DO THIS >> Set down, without alteration, the lines from the one that contains "Transcribe this image's" through the final line of the material below.

— BEGIN —

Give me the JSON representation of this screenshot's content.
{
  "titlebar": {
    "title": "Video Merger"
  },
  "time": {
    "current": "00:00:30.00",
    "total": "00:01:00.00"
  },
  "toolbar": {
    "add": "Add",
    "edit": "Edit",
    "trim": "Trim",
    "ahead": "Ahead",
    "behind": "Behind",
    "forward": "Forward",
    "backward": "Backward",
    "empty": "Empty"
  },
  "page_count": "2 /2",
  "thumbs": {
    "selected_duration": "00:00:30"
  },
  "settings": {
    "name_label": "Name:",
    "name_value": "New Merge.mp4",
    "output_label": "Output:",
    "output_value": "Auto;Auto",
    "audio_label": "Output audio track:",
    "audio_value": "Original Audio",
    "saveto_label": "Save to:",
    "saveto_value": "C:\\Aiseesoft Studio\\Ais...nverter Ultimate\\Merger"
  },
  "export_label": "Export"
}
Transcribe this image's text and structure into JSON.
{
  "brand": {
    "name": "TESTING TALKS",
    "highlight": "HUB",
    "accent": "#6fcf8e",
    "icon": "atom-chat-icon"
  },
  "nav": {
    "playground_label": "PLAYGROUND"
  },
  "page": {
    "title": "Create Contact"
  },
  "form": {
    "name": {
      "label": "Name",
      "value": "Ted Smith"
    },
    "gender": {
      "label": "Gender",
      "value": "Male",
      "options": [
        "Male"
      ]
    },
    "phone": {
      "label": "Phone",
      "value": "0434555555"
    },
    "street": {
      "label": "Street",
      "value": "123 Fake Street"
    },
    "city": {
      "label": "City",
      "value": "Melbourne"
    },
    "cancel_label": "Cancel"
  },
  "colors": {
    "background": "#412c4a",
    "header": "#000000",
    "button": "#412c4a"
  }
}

— END —

RESPONSE >>
Transcribe this image's text and structure into JSON.
{
  "brand": {
    "name": "TESTING TALKS",
    "highlight": "HUB",
    "accent": "#6fcf8e",
    "icon": "atom-chat-icon"
  },
  "nav": {
    "playground_label": "PLAYGROUND"
  },
  "page": {
    "title": "Create Contact"
  },
  "form": {
    "name": {
      "label": "Name",
      "value": "Ted Smith"
    },
    "gender": {
      "label": "Gender",
      "value": "Male",
      "options": [
        "Male"
      ]
    },
    "phone": {
      "label": "Phone",
      "value": "0434555555"
    },
    "street": {
      "label": "Street",
      "value": "123 Fake Street"
    },
    "city": {
      "label": "City",
      "value": "Melbourne"
    },
    "cancel_label": "Cancel"
  },
  "colors": {
    "background": "#412c4a",
    "header": "#000000",
    "button": "#412c4a"
  }
}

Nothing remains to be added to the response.